_THE PROBLEM:_ Return every line below in which "заседаний" appears.

_Saved entries:_
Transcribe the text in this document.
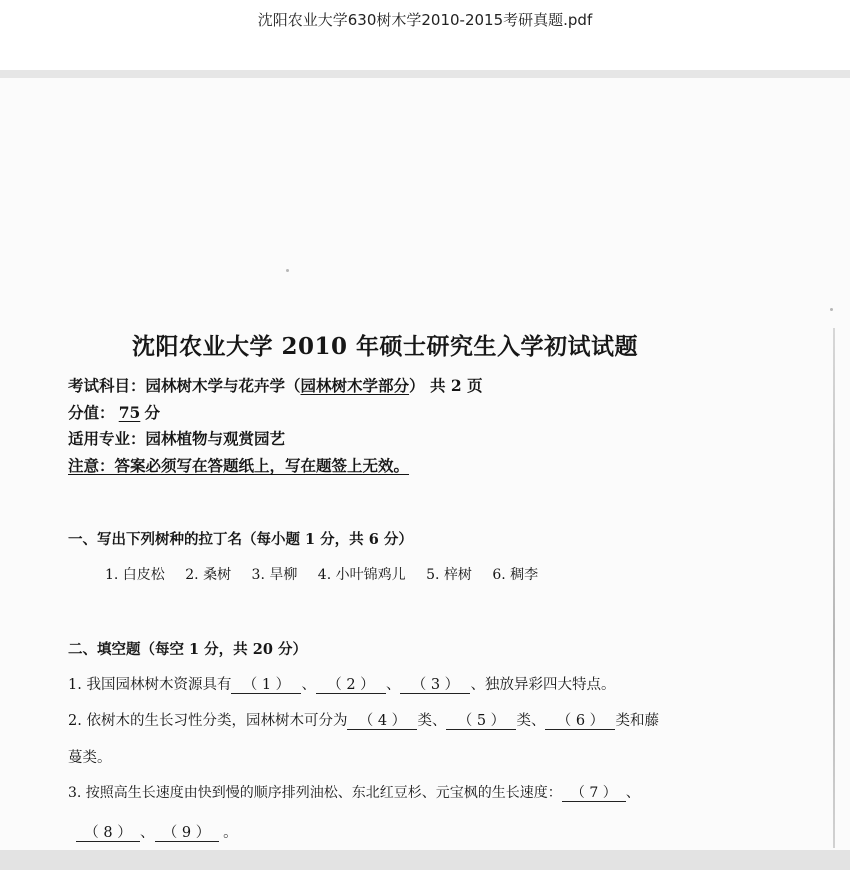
沈阳农业大学630树木学2010-2015考研真题.pdf
沈阳农业大学 2010 年硕士研究生入学初试试题
考试科目：园林树木学与花卉学（园林树木学部分） 共 2 页
分值： 75 分
适用专业：园林植物与观赏园艺
注意：答案必须写在答题纸上，写在题签上无效。
一、写出下列树种的拉丁名（每小题 1 分，共 6 分）
1. 白皮松 2. 桑树 3. 旱柳 4. 小叶锦鸡儿 5. 梓树 6. 稠李
二、填空题（每空 1 分，共 20 分）
1. 我国园林树木资源具有 （ 1 ） 、 （ 2 ） 、 （ 3 ） 、独放异彩四大特点。
2. 依树木的生长习性分类，园林树木可分为 （ 4 ） 类、 （ 5 ） 类、 （ 6 ） 类和藤
蔓类。
3. 按照高生长速度由快到慢的顺序排列油松、东北红豆杉、元宝枫的生长速度： （ 7 ） 、
（ 8 ） 、 （ 9 ） 。
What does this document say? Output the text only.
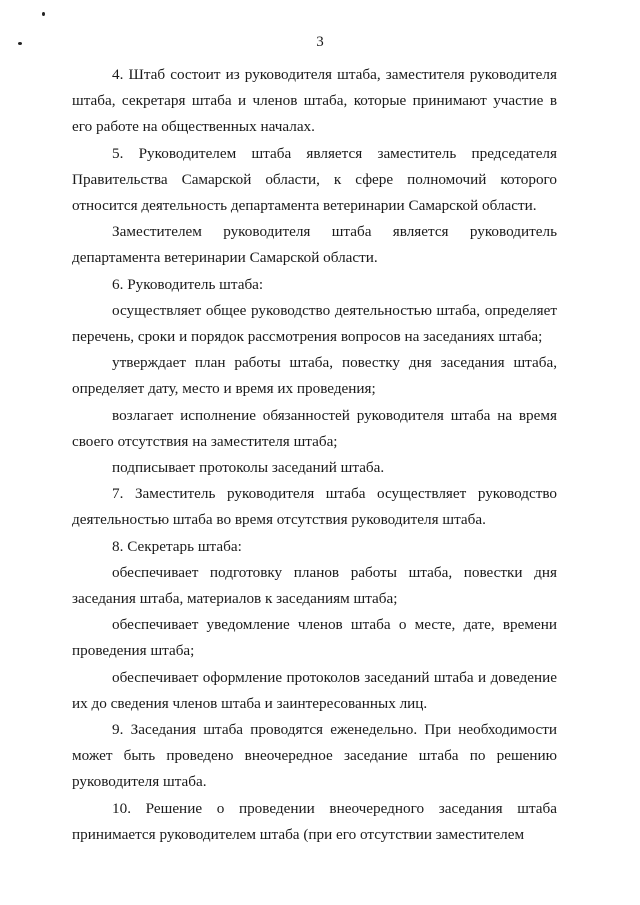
3

4. Штаб состоит из руководителя штаба, заместителя руководителя штаба, секретаря штаба и членов штаба, которые принимают участие в его работе на общественных началах.

5. Руководителем штаба является заместитель председателя Правительства Самарской области, к сфере полномочий которого относится деятельность департамента ветеринарии Самарской области.

Заместителем руководителя штаба является руководитель департамента ветеринарии Самарской области.

6. Руководитель штаба:

осуществляет общее руководство деятельностью штаба, определяет перечень, сроки и порядок рассмотрения вопросов на заседаниях штаба;

утверждает план работы штаба, повестку дня заседания штаба, определяет дату, место и время их проведения;

возлагает исполнение обязанностей руководителя штаба на время своего отсутствия на заместителя штаба;

подписывает протоколы заседаний штаба.

7. Заместитель руководителя штаба осуществляет руководство деятельностью штаба во время отсутствия руководителя штаба.

8. Секретарь штаба:

обеспечивает подготовку планов работы штаба, повестки дня заседания штаба, материалов к заседаниям штаба;

обеспечивает уведомление членов штаба о месте, дате, времени проведения штаба;

обеспечивает оформление протоколов заседаний штаба и доведение их до сведения членов штаба и заинтересованных лиц.

9. Заседания штаба проводятся еженедельно. При необходимости может быть проведено внеочередное заседание штаба по решению руководителя штаба.

10. Решение о проведении внеочередного заседания штаба принимается руководителем штаба (при его отсутствии заместителем
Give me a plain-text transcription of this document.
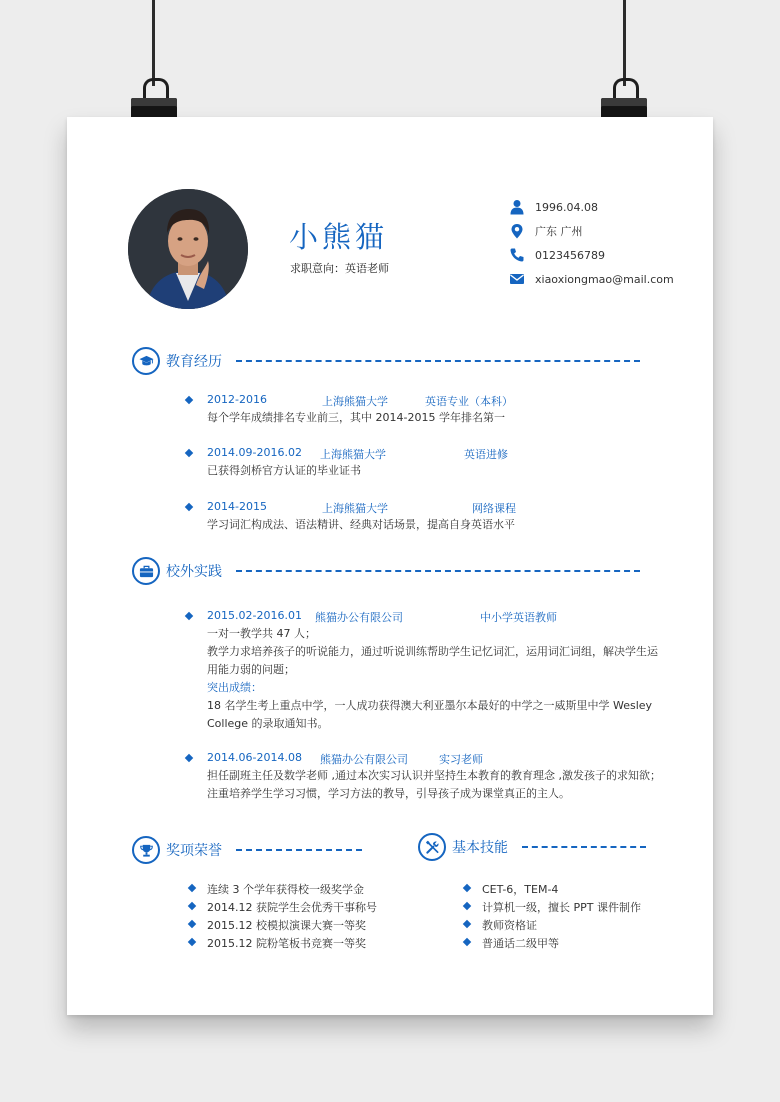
小熊猫
求职意向：英语老师
1996.04.08
广东 广州
0123456789
xiaoxiongmao@mail.com
教育经历
2012-2016	上海熊猫大学	英语专业（本科）
每个学年成绩排名专业前三，其中 2014-2015 学年排名第一
2014.09-2016.02 上海熊猫大学	英语进修
已获得剑桥官方认证的毕业证书
2014-2015	上海熊猫大学	网络课程
学习词汇构成法、语法精讲、经典对话场景，提高自身英语水平
校外实践
2015.02-2016.01 熊猫办公有限公司	中小学英语教师
一对一教学共 47 人；
教学力求培养孩子的听说能力，通过听说训练帮助学生记忆词汇，运用词汇词组，解决学生运
用能力弱的问题；
突出成绩：
18 名学生考上重点中学，一人成功获得澳大利亚墨尔本最好的中学之一威斯里中学 Wesley
College 的录取通知书。
2014.06-2014.08 熊猫办公有限公司	实习老师
担任副班主任及数学老师 ,通过本次实习认识并坚持生本教育的教育理念 ,激发孩子的求知欲；
注重培养学生学习习惯，学习方法的教导，引导孩子成为课堂真正的主人。
奖项荣誉
连续 3 个学年获得校一级奖学金
2014.12 获院学生会优秀干事称号
2015.12 校模拟演课大赛一等奖
2015.12 院粉笔板书竞赛一等奖
基本技能
CET-6，TEM-4
计算机一级，擅长 PPT 课件制作
教师资格证
普通话二级甲等
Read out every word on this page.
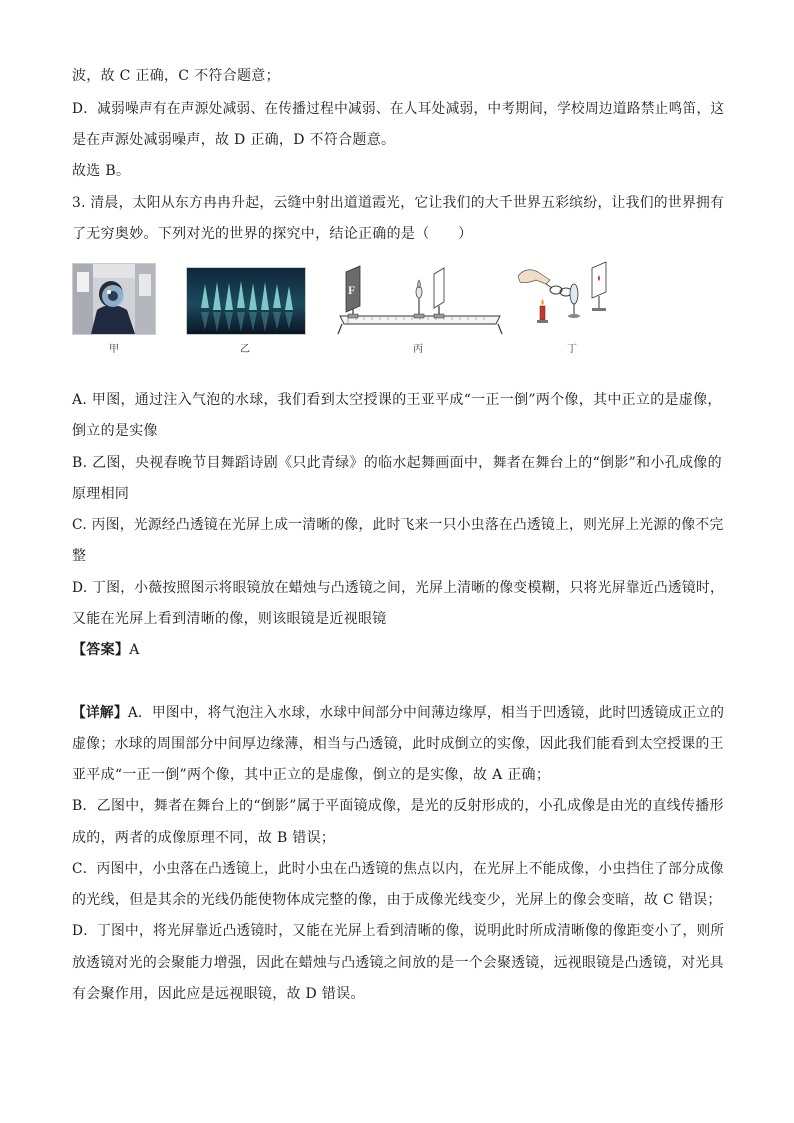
波，故 C 正确，C 不符合题意；
D．减弱噪声有在声源处减弱、在传播过程中减弱、在人耳处减弱，中考期间，学校周边道路禁止鸣笛，这
是在声源处减弱噪声，故 D 正确，D 不符合题意。
故选 B。
3. 清晨，太阳从东方冉冉升起，云缝中射出道道霞光，它让我们的大千世界五彩缤纷，让我们的世界拥有
了无穷奥妙。下列对光的世界的探究中，结论正确的是（　　）
甲	乙
F
丙	丁
A. 甲图，通过注入气泡的水球，我们看到太空授课的王亚平成“一正一倒”两个像，其中正立的是虚像，
倒立的是实像
B. 乙图，央视春晚节目舞蹈诗剧《只此青绿》的临水起舞画面中，舞者在舞台上的“倒影”和小孔成像的
原理相同
C. 丙图，光源经凸透镜在光屏上成一清晰的像，此时飞来一只小虫落在凸透镜上，则光屏上光源的像不完
整
D. 丁图，小薇按照图示将眼镜放在蜡烛与凸透镜之间，光屏上清晰的像变模糊，只将光屏靠近凸透镜时，
又能在光屏上看到清晰的像，则该眼镜是近视眼镜
【答案】A
【详解】A．甲图中，将气泡注入水球，水球中间部分中间薄边缘厚，相当于凹透镜，此时凹透镜成正立的
虚像；水球的周围部分中间厚边缘薄，相当与凸透镜，此时成倒立的实像，因此我们能看到太空授课的王
亚平成“一正一倒”两个像，其中正立的是虚像，倒立的是实像，故 A 正确；
B．乙图中，舞者在舞台上的“倒影”属于平面镜成像，是光的反射形成的，小孔成像是由光的直线传播形
成的，两者的成像原理不同，故 B 错误；
C．丙图中，小虫落在凸透镜上，此时小虫在凸透镜的焦点以内，在光屏上不能成像，小虫挡住了部分成像
的光线，但是其余的光线仍能使物体成完整的像，由于成像光线变少，光屏上的像会变暗，故 C 错误；
D．丁图中，将光屏靠近凸透镜时，又能在光屏上看到清晰的像，说明此时所成清晰像的像距变小了，则所
放透镜对光的会聚能力增强，因此在蜡烛与凸透镜之间放的是一个会聚透镜，远视眼镜是凸透镜，对光具
有会聚作用，因此应是远视眼镜，故 D 错误。
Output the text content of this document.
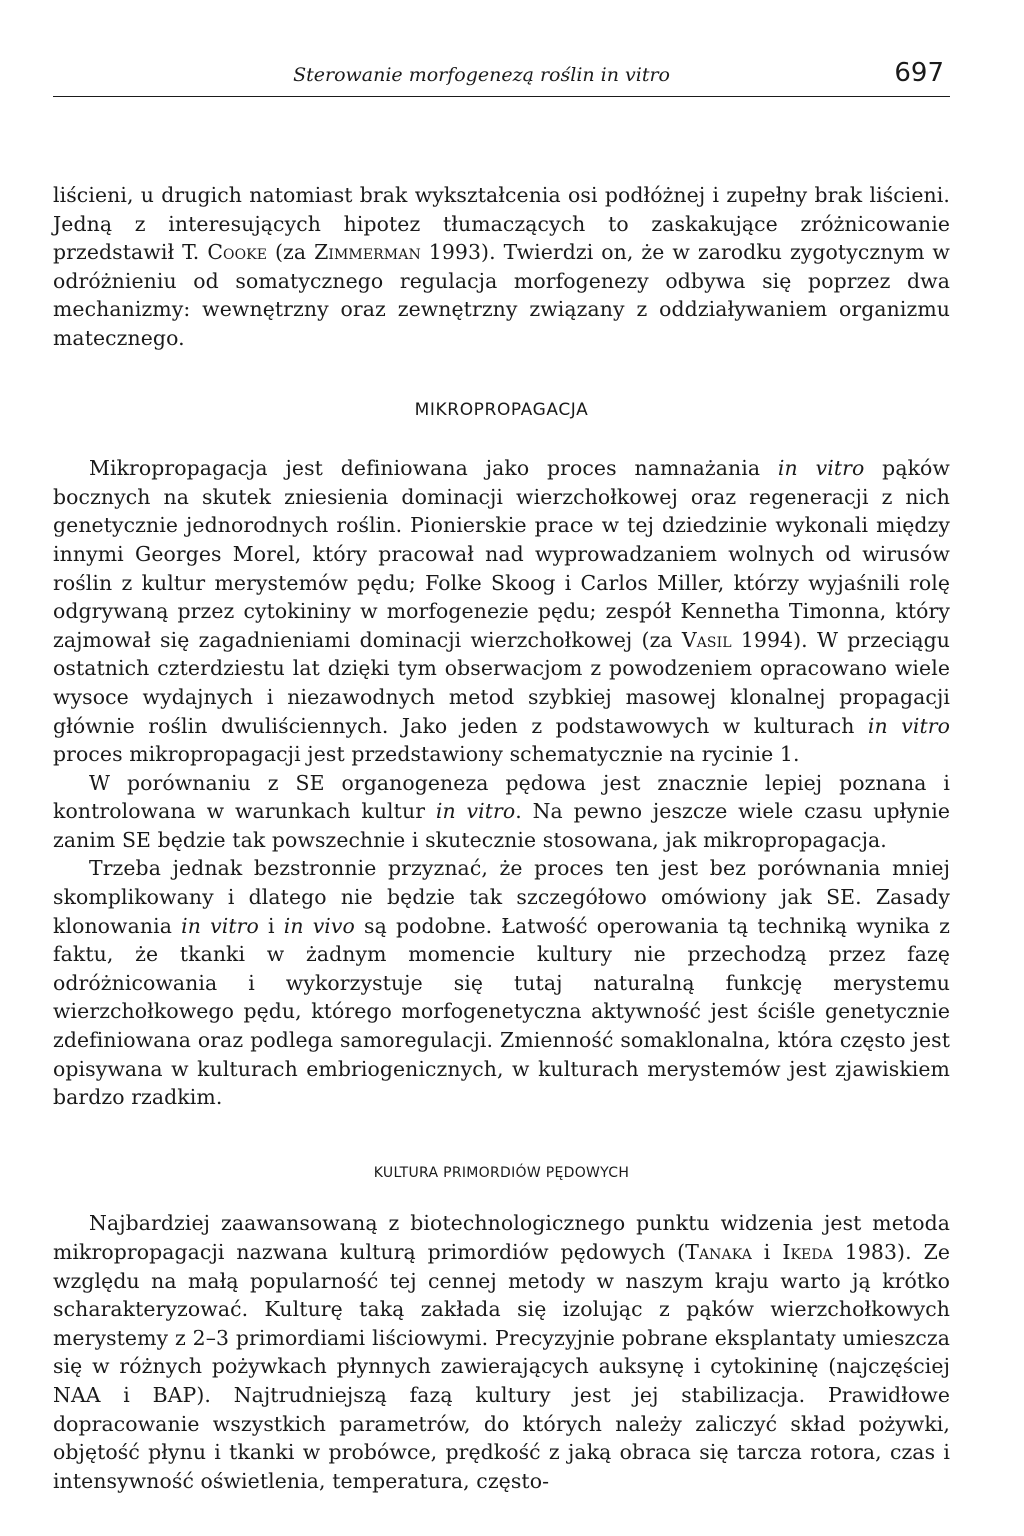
Sterowanie morfogenezą roślin in vitro	697

liścieni, u drugich natomiast brak wykształcenia osi podłóżnej i zupełny brak liścieni. Jedną z interesujących hipotez tłumaczących to zaskakujące zróżnicowanie przedstawił T. Cooke (za Zimmerman 1993). Twierdzi on, że w zarodku zygotycznym w odróżnieniu od somatycznego regulacja morfogenezy odbywa się poprzez dwa mechanizmy: wewnętrzny oraz zewnętrzny związany z oddziaływaniem organizmu matecznego.

MIKROPROPAGACJA

Mikropropagacja jest definiowana jako proces namnażania in vitro pąków bocznych na skutek zniesienia dominacji wierzchołkowej oraz regeneracji z nich genetycznie jednorodnych roślin. Pionierskie prace w tej dziedzinie wykonali między innymi Georges Morel, który pracował nad wyprowadzaniem wolnych od wirusów roślin z kultur merystemów pędu; Folke Skoog i Carlos Miller, którzy wyjaśnili rolę odgrywaną przez cytokininy w morfogenezie pędu; zespół Kennetha Timonna, który zajmował się zagadnieniami dominacji wierzchołkowej (za Vasil 1994). W przeciągu ostatnich czterdziestu lat dzięki tym obserwacjom z powodzeniem opracowano wiele wysoce wydajnych i niezawodnych metod szybkiej masowej klonalnej propagacji głównie roślin dwuliściennych. Jako jeden z podstawowych w kulturach in vitro proces mikropropagacji jest przedstawiony schematycznie na rycinie 1.

W porównaniu z SE organogeneza pędowa jest znacznie lepiej poznana i kontrolowana w warunkach kultur in vitro. Na pewno jeszcze wiele czasu upłynie zanim SE będzie tak powszechnie i skutecznie stosowana, jak mikropropagacja.

Trzeba jednak bezstronnie przyznać, że proces ten jest bez porównania mniej skomplikowany i dlatego nie będzie tak szczegółowo omówiony jak SE. Zasady klonowania in vitro i in vivo są podobne. Łatwość operowania tą techniką wynika z faktu, że tkanki w żadnym momencie kultury nie przechodzą przez fazę odróżnicowania i wykorzystuje się tutaj naturalną funkcję merystemu wierzchołkowego pędu, którego morfogenetyczna aktywność jest ściśle genetycznie zdefiniowana oraz podlega samoregulacji. Zmienność somaklonalna, która często jest opisywana w kulturach embriogenicznych, w kulturach merystemów jest zjawiskiem bardzo rzadkim.

KULTURA PRIMORDIÓW PĘDOWYCH

Najbardziej zaawansowaną z biotechnologicznego punktu widzenia jest metoda mikropropagacji nazwana kulturą primordiów pędowych (Tanaka i Ikeda 1983). Ze względu na małą popularność tej cennej metody w naszym kraju warto ją krótko scharakteryzować. Kulturę taką zakłada się izolując z pąków wierzchołkowych merystemy z 2–3 primordiami liściowymi. Precyzyjnie pobrane eksplantaty umieszcza się w różnych pożywkach płynnych zawierających auksynę i cytokininę (najczęściej NAA i BAP). Najtrudniejszą fazą kultury jest jej stabilizacja. Prawidłowe dopracowanie wszystkich parametrów, do których należy zaliczyć skład pożywki, objętość płynu i tkanki w probówce, prędkość z jaką obraca się tarcza rotora, czas i intensywność oświetlenia, temperatura, często-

_TASK OUTPUT:_
подписывает протоколы заседаний штаба.
обеспечивает оформление протоколов заседаний штаба и доведение их до сведения членов штаба и заинтересованных лиц.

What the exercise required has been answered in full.